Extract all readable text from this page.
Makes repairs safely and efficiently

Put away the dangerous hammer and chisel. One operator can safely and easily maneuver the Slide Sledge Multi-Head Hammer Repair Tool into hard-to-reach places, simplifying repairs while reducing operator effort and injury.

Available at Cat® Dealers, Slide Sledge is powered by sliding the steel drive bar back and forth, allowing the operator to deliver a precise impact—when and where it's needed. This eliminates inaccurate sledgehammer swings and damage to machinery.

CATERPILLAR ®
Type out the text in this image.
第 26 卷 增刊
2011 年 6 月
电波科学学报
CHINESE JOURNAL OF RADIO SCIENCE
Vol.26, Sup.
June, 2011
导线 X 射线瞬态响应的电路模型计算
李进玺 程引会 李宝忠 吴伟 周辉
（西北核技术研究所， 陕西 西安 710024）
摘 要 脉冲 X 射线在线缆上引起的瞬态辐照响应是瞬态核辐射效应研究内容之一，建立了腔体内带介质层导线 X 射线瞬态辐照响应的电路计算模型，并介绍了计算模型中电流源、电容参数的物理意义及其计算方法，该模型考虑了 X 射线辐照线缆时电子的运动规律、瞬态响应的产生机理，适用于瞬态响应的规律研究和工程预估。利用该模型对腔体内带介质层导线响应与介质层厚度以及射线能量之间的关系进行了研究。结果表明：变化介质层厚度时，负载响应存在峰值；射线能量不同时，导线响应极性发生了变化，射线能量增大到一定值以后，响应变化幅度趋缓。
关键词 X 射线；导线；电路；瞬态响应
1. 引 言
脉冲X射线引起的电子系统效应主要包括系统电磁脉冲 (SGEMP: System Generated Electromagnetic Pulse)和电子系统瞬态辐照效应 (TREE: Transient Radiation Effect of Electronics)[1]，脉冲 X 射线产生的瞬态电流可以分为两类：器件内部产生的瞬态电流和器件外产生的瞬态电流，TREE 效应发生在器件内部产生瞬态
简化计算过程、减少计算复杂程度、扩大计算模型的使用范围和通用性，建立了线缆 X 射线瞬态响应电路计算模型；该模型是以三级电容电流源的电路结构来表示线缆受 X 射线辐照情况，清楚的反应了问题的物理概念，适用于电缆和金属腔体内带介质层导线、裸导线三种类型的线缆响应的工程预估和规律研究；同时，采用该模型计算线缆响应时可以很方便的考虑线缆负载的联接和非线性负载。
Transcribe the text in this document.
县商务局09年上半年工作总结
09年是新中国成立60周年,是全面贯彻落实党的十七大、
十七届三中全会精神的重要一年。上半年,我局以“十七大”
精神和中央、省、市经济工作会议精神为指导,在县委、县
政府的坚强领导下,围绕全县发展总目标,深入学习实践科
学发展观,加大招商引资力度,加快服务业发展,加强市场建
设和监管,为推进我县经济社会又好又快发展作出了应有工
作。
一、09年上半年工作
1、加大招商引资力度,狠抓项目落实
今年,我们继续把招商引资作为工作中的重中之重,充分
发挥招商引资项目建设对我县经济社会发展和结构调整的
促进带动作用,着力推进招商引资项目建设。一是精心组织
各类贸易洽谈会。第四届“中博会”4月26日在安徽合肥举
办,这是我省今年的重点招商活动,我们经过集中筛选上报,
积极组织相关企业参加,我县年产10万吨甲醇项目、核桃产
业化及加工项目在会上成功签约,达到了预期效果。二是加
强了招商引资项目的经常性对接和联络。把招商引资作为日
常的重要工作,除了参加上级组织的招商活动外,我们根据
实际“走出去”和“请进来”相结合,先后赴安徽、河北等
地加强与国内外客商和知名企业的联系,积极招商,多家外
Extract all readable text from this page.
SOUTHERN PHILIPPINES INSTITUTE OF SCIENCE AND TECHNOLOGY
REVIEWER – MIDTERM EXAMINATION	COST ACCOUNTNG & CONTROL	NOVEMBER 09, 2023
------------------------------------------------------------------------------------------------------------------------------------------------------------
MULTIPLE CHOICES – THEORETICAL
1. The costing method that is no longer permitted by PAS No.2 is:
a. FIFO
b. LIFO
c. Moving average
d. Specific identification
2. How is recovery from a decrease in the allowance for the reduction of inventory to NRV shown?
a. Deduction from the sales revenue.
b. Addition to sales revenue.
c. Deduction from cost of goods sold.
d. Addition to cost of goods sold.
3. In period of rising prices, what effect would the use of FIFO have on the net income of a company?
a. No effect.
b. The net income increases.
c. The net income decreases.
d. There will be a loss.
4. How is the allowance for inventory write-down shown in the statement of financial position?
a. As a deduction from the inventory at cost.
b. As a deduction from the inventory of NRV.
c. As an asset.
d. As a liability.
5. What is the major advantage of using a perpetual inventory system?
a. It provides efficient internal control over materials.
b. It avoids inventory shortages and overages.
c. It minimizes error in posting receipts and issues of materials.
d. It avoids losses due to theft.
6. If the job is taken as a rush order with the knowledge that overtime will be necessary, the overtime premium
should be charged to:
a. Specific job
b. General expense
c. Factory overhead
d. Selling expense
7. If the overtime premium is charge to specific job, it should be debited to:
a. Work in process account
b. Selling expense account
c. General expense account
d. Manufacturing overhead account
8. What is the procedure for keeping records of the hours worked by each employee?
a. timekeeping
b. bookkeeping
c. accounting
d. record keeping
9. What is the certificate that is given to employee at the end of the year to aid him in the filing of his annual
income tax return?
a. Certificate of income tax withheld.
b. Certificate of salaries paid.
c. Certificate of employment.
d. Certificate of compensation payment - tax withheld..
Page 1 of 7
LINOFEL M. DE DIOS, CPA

******************************

*Work to do*. Search the records for the word "allowance", then list every line that has it.

*Answer to this problem*.
2. How is recovery from a decrease in the allowance for the reduction of inventory to NRV shown?
4. How is the allowance for inventory write-down shown in the statement of financial position?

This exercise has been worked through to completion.